### Text
++++++++++++++++++++
Start Further InfoFOR FURTHER INFORMATION CONTACT:
Requests for additional information or copies of the proposed information requirements for the Funeral Rule should be directed to Craig Tregillus, Attorney, Division of Marketing Practices, Bureau of Consumer Protection, Federal Trade Commission, 600 Pennsylvania Avenue NW., Room 8607, Washington, DC 20580, (202) 326-2970.
End Further Info End Preamble Start Supplemental InformationSUPPLEMENTARY INFORMATION:
On March 6, 2017, the FTC sought public comment on the information collection requirements in the Funeral Rule (“March 6, 2017 Notice”),[1] 16 CFR part 453 (OMB Control Number 3084-0025). No relevant comments were received. Pursuant to the OMB regulations, 5 CFR part 1320, that implement the PRA, 44 U.S.C. 3501 et seq., the FTC is providing this second opportunity for public comment while seeking OMB approval to renew clearance for the Rule's information collection requirements.
Burden statement: The estimated burden associated with the collection of information required by the Rule is 19,322 hours for recordkeeping, 103,345 hours for disclosure, and 38,644 hours for compliance training for a cumulative total of 161,311 hours. This estimate is based on the number of funeral providers (approximately 19,322),[2] the number of funerals per year (an Start Printed Page 23811estimated 2,626,418),[3] and the time needed to fulfill the information collection tasks required by the Rule.
Recordkeeping: The Rule requires that funeral providers retain for one year copies of price lists and statements of funeral goods and services selected by consumers. Based on a maximum average burden of one hour per provider per year for this task, the total burden for the 19,322 providers is 19,322 hours.
Disclosure: As noted above, the Rule requires that funeral providers: (1) Maintain current price lists for funeral goods and services, (2) provide written documentation of the funeral goods and services selected by consumers making funeral arrangements, and (3) provide information about funeral prices in response to telephone inquiries.
1. Maintaining accurate price lists may require that funeral providers revise their price lists occasionally (most do so once a year, some less frequently) to reflect price changes. Staff conservatively estimates that this task may require a maximum average burden of two and one-half hours per provider per year. Thus, the total burden for 19,322 providers is 48,305 hours.
++++++++++++++++++++
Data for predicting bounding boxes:

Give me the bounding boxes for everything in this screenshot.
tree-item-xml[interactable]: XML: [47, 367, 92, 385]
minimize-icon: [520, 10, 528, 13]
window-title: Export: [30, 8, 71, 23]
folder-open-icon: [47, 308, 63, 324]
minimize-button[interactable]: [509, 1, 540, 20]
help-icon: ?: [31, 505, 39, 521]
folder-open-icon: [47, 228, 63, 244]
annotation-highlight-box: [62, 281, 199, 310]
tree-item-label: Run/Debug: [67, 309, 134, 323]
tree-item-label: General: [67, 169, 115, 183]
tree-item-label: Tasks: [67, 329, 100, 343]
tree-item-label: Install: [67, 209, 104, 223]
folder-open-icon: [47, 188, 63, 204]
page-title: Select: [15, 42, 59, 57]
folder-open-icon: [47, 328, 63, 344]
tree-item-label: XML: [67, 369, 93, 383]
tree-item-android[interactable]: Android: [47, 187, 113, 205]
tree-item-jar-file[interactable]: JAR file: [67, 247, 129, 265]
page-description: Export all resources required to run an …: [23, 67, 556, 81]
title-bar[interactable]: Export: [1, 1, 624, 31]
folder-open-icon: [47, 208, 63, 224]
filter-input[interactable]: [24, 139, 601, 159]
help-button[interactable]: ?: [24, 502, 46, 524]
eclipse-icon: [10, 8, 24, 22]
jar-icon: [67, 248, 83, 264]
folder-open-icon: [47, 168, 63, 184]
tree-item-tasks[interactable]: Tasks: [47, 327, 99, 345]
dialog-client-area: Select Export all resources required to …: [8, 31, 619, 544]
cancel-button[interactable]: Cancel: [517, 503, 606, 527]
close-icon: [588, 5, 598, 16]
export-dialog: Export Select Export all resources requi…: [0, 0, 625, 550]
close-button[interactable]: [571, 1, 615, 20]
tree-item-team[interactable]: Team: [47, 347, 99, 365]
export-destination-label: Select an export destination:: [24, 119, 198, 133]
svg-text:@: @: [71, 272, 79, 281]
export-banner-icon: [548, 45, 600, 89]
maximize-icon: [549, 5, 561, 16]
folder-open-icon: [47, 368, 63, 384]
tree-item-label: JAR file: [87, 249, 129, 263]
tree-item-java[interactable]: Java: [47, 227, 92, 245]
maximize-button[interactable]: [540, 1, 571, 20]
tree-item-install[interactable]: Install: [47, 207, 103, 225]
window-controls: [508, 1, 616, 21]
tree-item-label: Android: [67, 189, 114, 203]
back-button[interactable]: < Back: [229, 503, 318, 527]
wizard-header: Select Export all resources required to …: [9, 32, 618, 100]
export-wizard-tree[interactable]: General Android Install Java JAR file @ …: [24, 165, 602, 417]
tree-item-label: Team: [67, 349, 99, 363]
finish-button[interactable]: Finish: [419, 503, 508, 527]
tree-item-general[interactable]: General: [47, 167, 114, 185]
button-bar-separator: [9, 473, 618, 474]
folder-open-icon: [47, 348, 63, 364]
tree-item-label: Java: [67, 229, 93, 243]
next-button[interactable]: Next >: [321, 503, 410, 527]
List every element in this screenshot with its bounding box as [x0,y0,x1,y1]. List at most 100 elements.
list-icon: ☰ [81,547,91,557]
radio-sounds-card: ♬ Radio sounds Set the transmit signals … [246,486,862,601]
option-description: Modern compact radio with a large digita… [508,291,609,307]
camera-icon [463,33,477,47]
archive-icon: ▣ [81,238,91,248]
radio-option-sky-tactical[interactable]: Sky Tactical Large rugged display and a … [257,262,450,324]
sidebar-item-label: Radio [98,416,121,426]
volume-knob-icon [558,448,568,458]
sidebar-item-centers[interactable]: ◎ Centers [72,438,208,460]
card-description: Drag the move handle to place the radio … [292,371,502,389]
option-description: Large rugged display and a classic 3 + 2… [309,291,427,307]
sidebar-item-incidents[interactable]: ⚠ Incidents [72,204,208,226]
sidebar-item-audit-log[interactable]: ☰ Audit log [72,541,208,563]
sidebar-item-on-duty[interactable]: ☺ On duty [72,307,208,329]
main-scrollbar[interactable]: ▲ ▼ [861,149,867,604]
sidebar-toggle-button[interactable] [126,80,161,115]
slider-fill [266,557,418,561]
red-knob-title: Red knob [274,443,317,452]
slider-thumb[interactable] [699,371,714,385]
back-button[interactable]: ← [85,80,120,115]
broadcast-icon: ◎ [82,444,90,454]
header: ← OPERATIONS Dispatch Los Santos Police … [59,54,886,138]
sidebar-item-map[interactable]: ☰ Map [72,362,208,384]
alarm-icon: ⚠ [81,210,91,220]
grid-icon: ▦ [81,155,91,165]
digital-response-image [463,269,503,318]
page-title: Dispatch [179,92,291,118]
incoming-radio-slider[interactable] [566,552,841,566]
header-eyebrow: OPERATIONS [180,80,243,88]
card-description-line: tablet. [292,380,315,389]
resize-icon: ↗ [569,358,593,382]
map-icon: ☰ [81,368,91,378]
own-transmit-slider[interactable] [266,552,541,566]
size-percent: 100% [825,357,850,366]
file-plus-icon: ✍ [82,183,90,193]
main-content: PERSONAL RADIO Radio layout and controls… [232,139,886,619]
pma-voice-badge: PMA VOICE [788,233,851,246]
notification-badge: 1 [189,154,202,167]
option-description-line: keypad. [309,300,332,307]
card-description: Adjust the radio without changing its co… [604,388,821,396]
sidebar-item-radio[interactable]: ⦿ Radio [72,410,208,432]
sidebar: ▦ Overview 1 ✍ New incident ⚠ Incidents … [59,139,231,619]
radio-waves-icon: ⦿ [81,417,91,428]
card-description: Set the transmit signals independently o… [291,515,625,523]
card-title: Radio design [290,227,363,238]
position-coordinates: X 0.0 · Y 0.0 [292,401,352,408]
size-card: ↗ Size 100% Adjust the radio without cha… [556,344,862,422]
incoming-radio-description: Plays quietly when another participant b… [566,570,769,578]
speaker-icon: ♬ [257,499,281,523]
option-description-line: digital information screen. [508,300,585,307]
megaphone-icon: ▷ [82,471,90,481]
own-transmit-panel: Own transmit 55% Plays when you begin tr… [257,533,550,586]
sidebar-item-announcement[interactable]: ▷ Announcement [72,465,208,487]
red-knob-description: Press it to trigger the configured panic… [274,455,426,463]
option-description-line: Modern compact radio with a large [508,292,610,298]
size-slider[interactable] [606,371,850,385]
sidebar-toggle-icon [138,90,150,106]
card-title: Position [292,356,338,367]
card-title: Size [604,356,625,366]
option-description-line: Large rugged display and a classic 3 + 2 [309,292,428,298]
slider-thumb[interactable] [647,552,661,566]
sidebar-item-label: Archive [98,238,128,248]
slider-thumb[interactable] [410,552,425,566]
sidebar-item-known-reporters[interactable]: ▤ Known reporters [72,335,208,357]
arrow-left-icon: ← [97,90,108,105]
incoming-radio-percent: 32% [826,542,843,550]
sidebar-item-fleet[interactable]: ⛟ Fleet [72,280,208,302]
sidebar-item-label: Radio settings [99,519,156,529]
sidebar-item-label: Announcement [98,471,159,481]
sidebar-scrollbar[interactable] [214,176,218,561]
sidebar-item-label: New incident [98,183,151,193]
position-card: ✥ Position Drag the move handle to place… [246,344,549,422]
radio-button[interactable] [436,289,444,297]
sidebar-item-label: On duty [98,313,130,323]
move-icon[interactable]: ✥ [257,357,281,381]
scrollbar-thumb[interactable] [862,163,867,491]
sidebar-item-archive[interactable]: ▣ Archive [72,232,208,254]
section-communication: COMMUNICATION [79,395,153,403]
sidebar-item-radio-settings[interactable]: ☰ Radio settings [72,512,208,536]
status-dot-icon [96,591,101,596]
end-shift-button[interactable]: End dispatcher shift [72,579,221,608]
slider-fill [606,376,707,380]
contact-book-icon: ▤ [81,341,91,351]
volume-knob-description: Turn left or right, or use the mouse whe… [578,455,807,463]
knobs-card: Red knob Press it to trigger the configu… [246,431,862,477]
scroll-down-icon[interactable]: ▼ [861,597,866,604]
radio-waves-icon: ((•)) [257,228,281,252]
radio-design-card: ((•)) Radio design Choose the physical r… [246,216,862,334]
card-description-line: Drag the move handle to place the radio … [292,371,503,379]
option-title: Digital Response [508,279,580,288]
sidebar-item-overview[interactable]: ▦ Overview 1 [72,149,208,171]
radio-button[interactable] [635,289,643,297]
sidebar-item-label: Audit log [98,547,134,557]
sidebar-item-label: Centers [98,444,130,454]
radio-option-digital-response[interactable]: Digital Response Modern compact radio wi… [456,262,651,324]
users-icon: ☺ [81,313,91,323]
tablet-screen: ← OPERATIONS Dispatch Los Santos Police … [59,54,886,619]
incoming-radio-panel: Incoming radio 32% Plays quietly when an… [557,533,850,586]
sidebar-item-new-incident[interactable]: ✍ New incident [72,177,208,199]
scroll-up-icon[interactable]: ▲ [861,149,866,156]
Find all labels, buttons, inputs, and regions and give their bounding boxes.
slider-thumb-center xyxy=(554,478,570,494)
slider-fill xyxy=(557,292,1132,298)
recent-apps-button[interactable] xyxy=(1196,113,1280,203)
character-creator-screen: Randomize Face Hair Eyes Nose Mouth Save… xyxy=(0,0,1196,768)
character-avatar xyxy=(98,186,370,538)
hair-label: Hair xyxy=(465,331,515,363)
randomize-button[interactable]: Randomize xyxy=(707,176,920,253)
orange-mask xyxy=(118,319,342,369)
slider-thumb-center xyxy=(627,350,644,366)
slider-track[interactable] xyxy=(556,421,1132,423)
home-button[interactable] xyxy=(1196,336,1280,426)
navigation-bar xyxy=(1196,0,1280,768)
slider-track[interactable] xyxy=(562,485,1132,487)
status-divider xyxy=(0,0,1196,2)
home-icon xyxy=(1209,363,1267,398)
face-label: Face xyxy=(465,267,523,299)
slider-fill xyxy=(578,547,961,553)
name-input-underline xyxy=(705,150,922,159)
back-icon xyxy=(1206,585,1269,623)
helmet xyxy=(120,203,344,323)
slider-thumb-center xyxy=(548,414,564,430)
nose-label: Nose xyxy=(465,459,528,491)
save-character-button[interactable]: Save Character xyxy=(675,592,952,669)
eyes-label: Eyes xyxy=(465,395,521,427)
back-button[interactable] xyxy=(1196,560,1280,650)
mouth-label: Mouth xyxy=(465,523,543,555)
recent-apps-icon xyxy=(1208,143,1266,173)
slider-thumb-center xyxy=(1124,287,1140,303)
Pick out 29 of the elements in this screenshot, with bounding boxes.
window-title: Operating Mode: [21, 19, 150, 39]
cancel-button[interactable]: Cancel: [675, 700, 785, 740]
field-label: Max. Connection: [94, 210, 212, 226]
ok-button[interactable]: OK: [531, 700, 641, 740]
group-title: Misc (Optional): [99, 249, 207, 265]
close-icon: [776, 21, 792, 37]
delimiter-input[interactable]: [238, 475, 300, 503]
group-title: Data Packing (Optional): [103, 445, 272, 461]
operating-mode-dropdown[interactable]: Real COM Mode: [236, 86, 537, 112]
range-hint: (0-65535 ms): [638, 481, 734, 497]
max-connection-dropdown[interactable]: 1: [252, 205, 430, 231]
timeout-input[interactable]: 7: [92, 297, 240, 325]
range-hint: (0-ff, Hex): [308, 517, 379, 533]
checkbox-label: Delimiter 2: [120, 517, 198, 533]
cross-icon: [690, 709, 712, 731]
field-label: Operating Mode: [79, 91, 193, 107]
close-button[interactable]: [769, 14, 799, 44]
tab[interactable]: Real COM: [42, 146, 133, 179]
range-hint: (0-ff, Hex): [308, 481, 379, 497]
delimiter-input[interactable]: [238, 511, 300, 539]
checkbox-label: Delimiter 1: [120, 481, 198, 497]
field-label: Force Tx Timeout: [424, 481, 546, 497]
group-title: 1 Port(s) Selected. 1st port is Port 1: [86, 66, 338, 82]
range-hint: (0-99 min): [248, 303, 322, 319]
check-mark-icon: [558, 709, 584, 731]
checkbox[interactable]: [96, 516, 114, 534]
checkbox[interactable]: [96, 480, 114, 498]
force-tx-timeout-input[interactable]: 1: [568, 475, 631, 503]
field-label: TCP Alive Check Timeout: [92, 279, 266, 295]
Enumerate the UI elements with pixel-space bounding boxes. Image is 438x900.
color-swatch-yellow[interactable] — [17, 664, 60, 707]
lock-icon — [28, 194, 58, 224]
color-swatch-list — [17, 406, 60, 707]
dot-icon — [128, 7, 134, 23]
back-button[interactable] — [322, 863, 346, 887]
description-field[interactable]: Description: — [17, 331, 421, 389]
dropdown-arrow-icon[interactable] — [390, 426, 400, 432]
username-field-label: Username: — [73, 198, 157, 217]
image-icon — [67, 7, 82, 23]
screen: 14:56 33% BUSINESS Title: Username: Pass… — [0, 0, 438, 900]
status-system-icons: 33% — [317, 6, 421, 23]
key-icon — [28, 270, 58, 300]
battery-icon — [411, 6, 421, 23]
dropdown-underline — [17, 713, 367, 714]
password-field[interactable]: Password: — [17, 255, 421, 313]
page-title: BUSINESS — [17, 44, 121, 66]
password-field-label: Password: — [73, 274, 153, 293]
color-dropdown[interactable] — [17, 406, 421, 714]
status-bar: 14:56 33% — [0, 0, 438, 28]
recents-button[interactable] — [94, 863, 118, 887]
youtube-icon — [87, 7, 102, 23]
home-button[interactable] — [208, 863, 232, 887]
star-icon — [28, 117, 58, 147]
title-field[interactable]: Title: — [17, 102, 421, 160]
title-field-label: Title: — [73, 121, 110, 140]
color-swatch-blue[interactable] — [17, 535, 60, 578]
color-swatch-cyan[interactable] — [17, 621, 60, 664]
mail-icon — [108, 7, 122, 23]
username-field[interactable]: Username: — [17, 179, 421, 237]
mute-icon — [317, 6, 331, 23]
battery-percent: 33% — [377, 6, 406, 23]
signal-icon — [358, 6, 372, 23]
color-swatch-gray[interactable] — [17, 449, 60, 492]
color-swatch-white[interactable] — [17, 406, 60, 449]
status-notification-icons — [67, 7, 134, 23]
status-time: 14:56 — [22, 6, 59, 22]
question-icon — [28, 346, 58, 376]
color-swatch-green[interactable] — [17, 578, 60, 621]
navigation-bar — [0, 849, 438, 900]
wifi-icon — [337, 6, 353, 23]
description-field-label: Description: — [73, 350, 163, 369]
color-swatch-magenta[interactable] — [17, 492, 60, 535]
++++++++++++++++++++
### Explore the material
#1 According to the Funeral Rule notice, for how long must funeral providers retain copies of price lists and statements of funeral goods and services selected by consumers?
#2 Transcribe the part of the Funeral Rule notice starting at "Disclosure: As noted" and ending at "is 48,305 hours.".
None of the tasks requires the records.

### Expected outputs
#1 One year.

#2
Disclosure: As noted above, the Rule requires that funeral providers: (1) Maintain current price lists for funeral goods and services, (2) provide written documentation of the funeral goods and services selected by consumers making funeral arrangements, and (3) provide information about funeral prices in response to telephone inquiries.
1. Maintaining accurate price lists may require that funeral providers revise their price lists occasionally (most do so once a year, some less frequently) to reflect price changes. Staff conservatively estimates that this task may require a maximum average burden of two and one-half hours per provider per year. Thus, the total burden for 19,322 providers is 48,305 hours.